◆ **Stated exercise**: Repeat the full listing, word for word.

** START Provided data **

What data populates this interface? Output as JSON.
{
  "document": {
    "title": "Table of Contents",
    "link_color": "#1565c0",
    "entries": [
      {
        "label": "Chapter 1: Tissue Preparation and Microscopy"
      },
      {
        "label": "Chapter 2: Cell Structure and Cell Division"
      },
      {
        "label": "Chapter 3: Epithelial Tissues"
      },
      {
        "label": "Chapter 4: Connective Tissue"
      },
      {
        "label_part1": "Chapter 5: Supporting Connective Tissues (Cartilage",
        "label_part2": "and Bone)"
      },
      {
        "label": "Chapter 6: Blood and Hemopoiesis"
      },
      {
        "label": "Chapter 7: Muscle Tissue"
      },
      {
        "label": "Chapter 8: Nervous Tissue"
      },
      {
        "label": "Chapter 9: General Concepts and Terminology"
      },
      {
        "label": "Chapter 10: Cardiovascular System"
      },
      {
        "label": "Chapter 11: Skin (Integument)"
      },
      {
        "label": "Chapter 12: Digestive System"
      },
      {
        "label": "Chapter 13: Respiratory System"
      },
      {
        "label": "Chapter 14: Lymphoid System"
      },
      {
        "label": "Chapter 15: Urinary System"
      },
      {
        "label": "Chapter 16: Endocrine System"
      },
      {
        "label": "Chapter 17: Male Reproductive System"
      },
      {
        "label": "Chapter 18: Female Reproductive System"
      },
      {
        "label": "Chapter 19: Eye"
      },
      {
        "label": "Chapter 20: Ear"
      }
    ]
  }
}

** END Provided data **

◆ **Task answer**:
What data populates this interface? Output as JSON.
{
  "document": {
    "title": "Table of Contents",
    "link_color": "#1565c0",
    "entries": [
      {
        "label": "Chapter 1: Tissue Preparation and Microscopy"
      },
      {
        "label": "Chapter 2: Cell Structure and Cell Division"
      },
      {
        "label": "Chapter 3: Epithelial Tissues"
      },
      {
        "label": "Chapter 4: Connective Tissue"
      },
      {
        "label_part1": "Chapter 5: Supporting Connective Tissues (Cartilage",
        "label_part2": "and Bone)"
      },
      {
        "label": "Chapter 6: Blood and Hemopoiesis"
      },
      {
        "label": "Chapter 7: Muscle Tissue"
      },
      {
        "label": "Chapter 8: Nervous Tissue"
      },
      {
        "label": "Chapter 9: General Concepts and Terminology"
      },
      {
        "label": "Chapter 10: Cardiovascular System"
      },
      {
        "label": "Chapter 11: Skin (Integument)"
      },
      {
        "label": "Chapter 12: Digestive System"
      },
      {
        "label": "Chapter 13: Respiratory System"
      },
      {
        "label": "Chapter 14: Lymphoid System"
      },
      {
        "label": "Chapter 15: Urinary System"
      },
      {
        "label": "Chapter 16: Endocrine System"
      },
      {
        "label": "Chapter 17: Male Reproductive System"
      },
      {
        "label": "Chapter 18: Female Reproductive System"
      },
      {
        "label": "Chapter 19: Eye"
      },
      {
        "label": "Chapter 20: Ear"
      }
    ]
  }
}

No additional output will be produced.